Given request: For this exercise, repeat all of the material verbatim apart from its images.

## start Dataset rows

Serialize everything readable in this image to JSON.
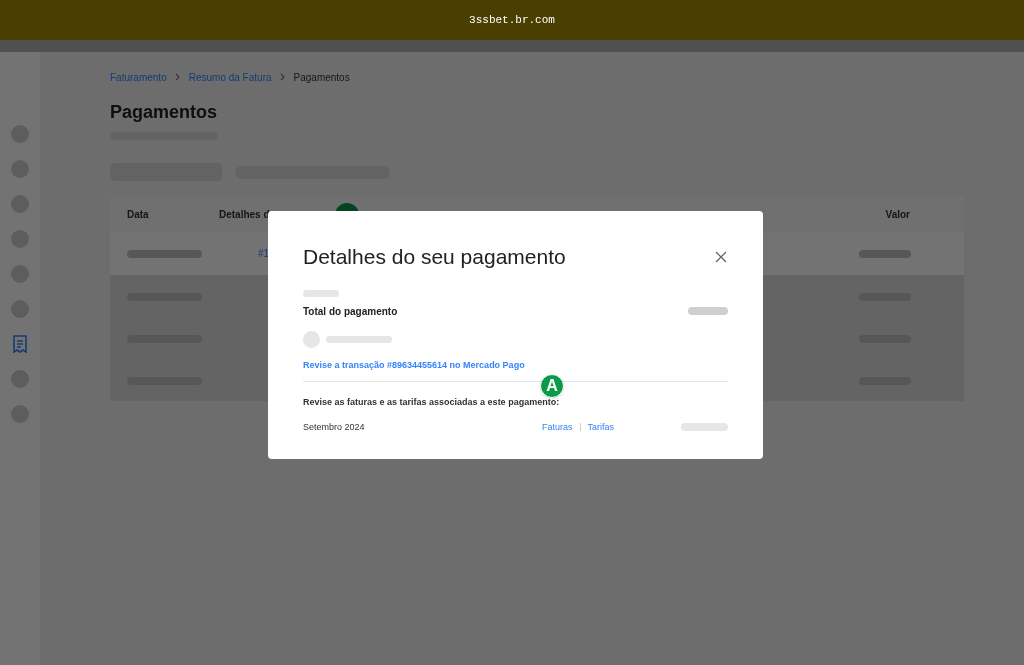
{
  "banner": {
    "title": "3ssbet.br.com"
  },
  "sidebar": {
    "items": [
      {
        "kind": "placeholder"
      },
      {
        "kind": "placeholder"
      },
      {
        "kind": "placeholder"
      },
      {
        "kind": "placeholder"
      },
      {
        "kind": "placeholder"
      },
      {
        "kind": "placeholder"
      },
      {
        "kind": "receipt",
        "selected": true
      },
      {
        "kind": "placeholder"
      },
      {
        "kind": "placeholder"
      }
    ]
  },
  "breadcrumb": [
    {
      "label": "Faturamento",
      "kind": "link"
    },
    {
      "label": "Resumo da Fatura",
      "kind": "link"
    },
    {
      "label": "Pagamentos",
      "kind": "current"
    }
  ],
  "page_title": "Pagamentos",
  "table": {
    "columns": [
      "Data",
      "Detalhes d",
      "Valor"
    ],
    "rows": [
      {
        "selected": true,
        "detail": "#1"
      },
      {
        "selected": false
      },
      {
        "selected": false
      },
      {
        "selected": false
      }
    ]
  },
  "modal": {
    "title": "Detalhes do seu pagamento",
    "total_label": "Total do pagamento",
    "transaction_link": "Revise a transação #89634455614 no Mercado Pago",
    "invoices_heading": "Revise as faturas e as tarifas associadas a este pagamento:",
    "marker": "A",
    "invoices": [
      {
        "period": "Setembro 2024",
        "links": [
          "Faturas",
          "Tarifas"
        ]
      }
    ]
  }
}
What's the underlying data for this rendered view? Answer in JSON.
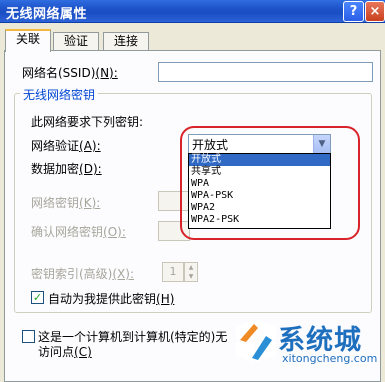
{
  "window": {
    "title": "无线网络属性",
    "help_label": "?",
    "close_label": "×"
  },
  "tabs": [
    {
      "label": "关联",
      "active": true
    },
    {
      "label": "验证",
      "active": false
    },
    {
      "label": "连接",
      "active": false
    }
  ],
  "ssid": {
    "label": "网络名(SSID)",
    "hotkey": "(N):",
    "value": ""
  },
  "key_group": {
    "title": "无线网络密钥",
    "requires_text": "此网络要求下列密钥:",
    "auth_label": "网络验证",
    "auth_hotkey": "(A):",
    "encryption_label": "数据加密",
    "encryption_hotkey": "(D):",
    "key_label": "网络密钥",
    "key_hotkey": "(K):",
    "confirm_label": "确认网络密钥",
    "confirm_hotkey": "(O):",
    "index_label": "密钥索引(高级)",
    "index_hotkey": "(X):",
    "index_value": "1",
    "auto_label": "自动为我提供此密钥",
    "auto_hotkey": "(H)",
    "auto_checked": true,
    "auto_check_mark": "✓"
  },
  "auth_combo": {
    "selected": "开放式",
    "options": [
      "开放式",
      "共享式",
      "WPA",
      "WPA-PSK",
      "WPA2",
      "WPA2-PSK"
    ],
    "highlighted_index": 0
  },
  "adhoc": {
    "line1": "这是一个计算机到计算机(特定的)",
    "line1_tail": "无",
    "line2": "访问点",
    "hotkey": "(C)",
    "checked": false
  },
  "watermark": {
    "brand": "系统城",
    "url": "xitongcheng.com"
  },
  "colors": {
    "accent": "#0046d5",
    "selection": "#316ac5",
    "highlight": "#d8232a",
    "brand": "#1f6fbf"
  }
}
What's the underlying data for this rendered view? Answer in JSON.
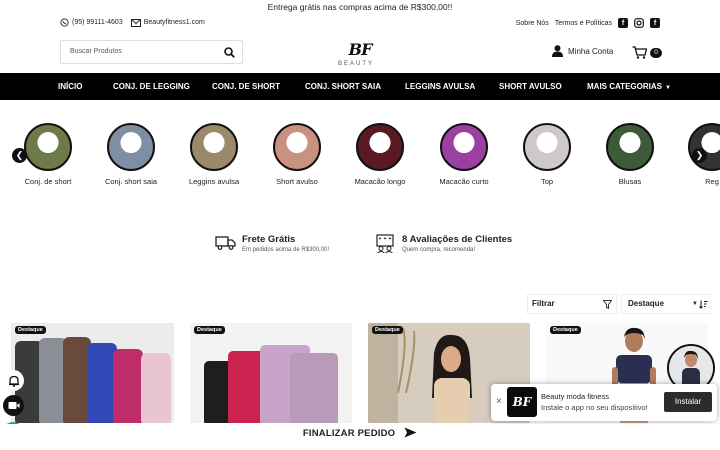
{
  "promo": {
    "text": "Entrega grátis nas compras acima de R$300,00!!"
  },
  "header": {
    "phone": "(95) 99111-4603",
    "instagram_handle": "Beautyfitness1.com",
    "links": [
      "Sobre Nós",
      "Termos e Políticas"
    ],
    "search_placeholder": "Buscar Produtos",
    "logo_text": "BF",
    "logo_wordmark": "BEAUTY",
    "account_label": "Minha Conta",
    "cart_count": "0"
  },
  "nav": {
    "items": [
      "INÍCIO",
      "CONJ. DE LEGGING",
      "CONJ. DE SHORT",
      "CONJ. SHORT SAIA",
      "LEGGINS AVULSA",
      "SHORT AVULSO",
      "MAIS CATEGORIAS"
    ]
  },
  "categories": [
    {
      "label": "Conj. de short",
      "color": "#6f7a4a"
    },
    {
      "label": "Conj. short saia",
      "color": "#7e8ea3"
    },
    {
      "label": "Leggins avulsa",
      "color": "#9a8a6a"
    },
    {
      "label": "Short avulso",
      "color": "#c99280"
    },
    {
      "label": "Macacão longo",
      "color": "#5a1a22"
    },
    {
      "label": "Macacão curto",
      "color": "#9b3fa0"
    },
    {
      "label": "Top",
      "color": "#cfc8c8"
    },
    {
      "label": "Blusas",
      "color": "#3f5a3a"
    },
    {
      "label": "Reg",
      "color": "#333333"
    }
  ],
  "benefits": [
    {
      "title": "Frete Grátis",
      "subtitle": "Em pedidos acima de R$300,00!"
    },
    {
      "title": "8 Avaliações de Clientes",
      "subtitle": "Quem compra, recomenda!"
    }
  ],
  "listing": {
    "filter_label": "Filtrar",
    "sort_label": "Destaque"
  },
  "products": [
    {
      "tag": "Destaque"
    },
    {
      "tag": "Destaque"
    },
    {
      "tag": "Destaque"
    },
    {
      "tag": "Destaque"
    }
  ],
  "pwa_banner": {
    "title": "Beauty moda fitness",
    "subtitle": "Instale o app no seu dispositivo!",
    "button": "Instalar"
  },
  "footer_bar": {
    "label": "FINALIZAR PEDIDO"
  }
}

## end Dataset rows

Answer to the problem:
Serialize everything readable in this image to JSON.
{
  "banner": {
    "title": "3ssbet.br.com"
  },
  "sidebar": {
    "items": [
      {
        "kind": "placeholder"
      },
      {
        "kind": "placeholder"
      },
      {
        "kind": "placeholder"
      },
      {
        "kind": "placeholder"
      },
      {
        "kind": "placeholder"
      },
      {
        "kind": "placeholder"
      },
      {
        "kind": "receipt",
        "selected": true
      },
      {
        "kind": "placeholder"
      },
      {
        "kind": "placeholder"
      }
    ]
  },
  "breadcrumb": [
    {
      "label": "Faturamento",
      "kind": "link"
    },
    {
      "label": "Resumo da Fatura",
      "kind": "link"
    },
    {
      "label": "Pagamentos",
      "kind": "current"
    }
  ],
  "page_title": "Pagamentos",
  "table": {
    "columns": [
      "Data",
      "Detalhes d",
      "Valor"
    ],
    "rows": [
      {
        "selected": true,
        "detail": "#1"
      },
      {
        "selected": false
      },
      {
        "selected": false
      },
      {
        "selected": false
      }
    ]
  },
  "modal": {
    "title": "Detalhes do seu pagamento",
    "total_label": "Total do pagamento",
    "transaction_link": "Revise a transação #89634455614 no Mercado Pago",
    "invoices_heading": "Revise as faturas e as tarifas associadas a este pagamento:",
    "marker": "A",
    "invoices": [
      {
        "period": "Setembro 2024",
        "links": [
          "Faturas",
          "Tarifas"
        ]
      }
    ]
  }
}
What's the underlying data for this rendered view? Answer in JSON.
{
  "window": {
    "title": "无线网络属性",
    "help_label": "?",
    "close_label": "×"
  },
  "tabs": [
    {
      "label": "关联",
      "active": true
    },
    {
      "label": "验证",
      "active": false
    },
    {
      "label": "连接",
      "active": false
    }
  ],
  "ssid": {
    "label": "网络名(SSID)",
    "hotkey": "(N):",
    "value": ""
  },
  "key_group": {
    "title": "无线网络密钥",
    "requires_text": "此网络要求下列密钥:",
    "auth_label": "网络验证",
    "auth_hotkey": "(A):",
    "encryption_label": "数据加密",
    "encryption_hotkey": "(D):",
    "key_label": "网络密钥",
    "key_hotkey": "(K):",
    "confirm_label": "确认网络密钥",
    "confirm_hotkey": "(O):",
    "index_label": "密钥索引(高级)",
    "index_hotkey": "(X):",
    "index_value": "1",
    "auto_label": "自动为我提供此密钥",
    "auto_hotkey": "(H)",
    "auto_checked": true,
    "auto_check_mark": "✓"
  },
  "auth_combo": {
    "selected": "开放式",
    "options": [
      "开放式",
      "共享式",
      "WPA",
      "WPA-PSK",
      "WPA2",
      "WPA2-PSK"
    ],
    "highlighted_index": 0
  },
  "adhoc": {
    "line1": "这是一个计算机到计算机(特定的)",
    "line1_tail": "无",
    "line2": "访问点",
    "hotkey": "(C)",
    "checked": false
  },
  "watermark": {
    "brand": "系统城",
    "url": "xitongcheng.com"
  },
  "colors": {
    "accent": "#0046d5",
    "selection": "#316ac5",
    "highlight": "#d8232a",
    "brand": "#1f6fbf"
  }
}
What's the underlying data for this rendered view? Answer in JSON.
{
  "promo": {
    "text": "Entrega grátis nas compras acima de R$300,00!!"
  },
  "header": {
    "phone": "(95) 99111-4603",
    "instagram_handle": "Beautyfitness1.com",
    "links": [
      "Sobre Nós",
      "Termos e Políticas"
    ],
    "search_placeholder": "Buscar Produtos",
    "logo_text": "BF",
    "logo_wordmark": "BEAUTY",
    "account_label": "Minha Conta",
    "cart_count": "0"
  },
  "nav": {
    "items": [
      "INÍCIO",
      "CONJ. DE LEGGING",
      "CONJ. DE SHORT",
      "CONJ. SHORT SAIA",
      "LEGGINS AVULSA",
      "SHORT AVULSO",
      "MAIS CATEGORIAS"
    ]
  },
  "categories": [
    {
      "label": "Conj. de short",
      "color": "#6f7a4a"
    },
    {
      "label": "Conj. short saia",
      "color": "#7e8ea3"
    },
    {
      "label": "Leggins avulsa",
      "color": "#9a8a6a"
    },
    {
      "label": "Short avulso",
      "color": "#c99280"
    },
    {
      "label": "Macacão longo",
      "color": "#5a1a22"
    },
    {
      "label": "Macacão curto",
      "color": "#9b3fa0"
    },
    {
      "label": "Top",
      "color": "#cfc8c8"
    },
    {
      "label": "Blusas",
      "color": "#3f5a3a"
    },
    {
      "label": "Reg",
      "color": "#333333"
    }
  ],
  "benefits": [
    {
      "title": "Frete Grátis",
      "subtitle": "Em pedidos acima de R$300,00!"
    },
    {
      "title": "8 Avaliações de Clientes",
      "subtitle": "Quem compra, recomenda!"
    }
  ],
  "listing": {
    "filter_label": "Filtrar",
    "sort_label": "Destaque"
  },
  "products": [
    {
      "tag": "Destaque"
    },
    {
      "tag": "Destaque"
    },
    {
      "tag": "Destaque"
    },
    {
      "tag": "Destaque"
    }
  ],
  "pwa_banner": {
    "title": "Beauty moda fitness",
    "subtitle": "Instale o app no seu dispositivo!",
    "button": "Instalar"
  },
  "footer_bar": {
    "label": "FINALIZAR PEDIDO"
  }
}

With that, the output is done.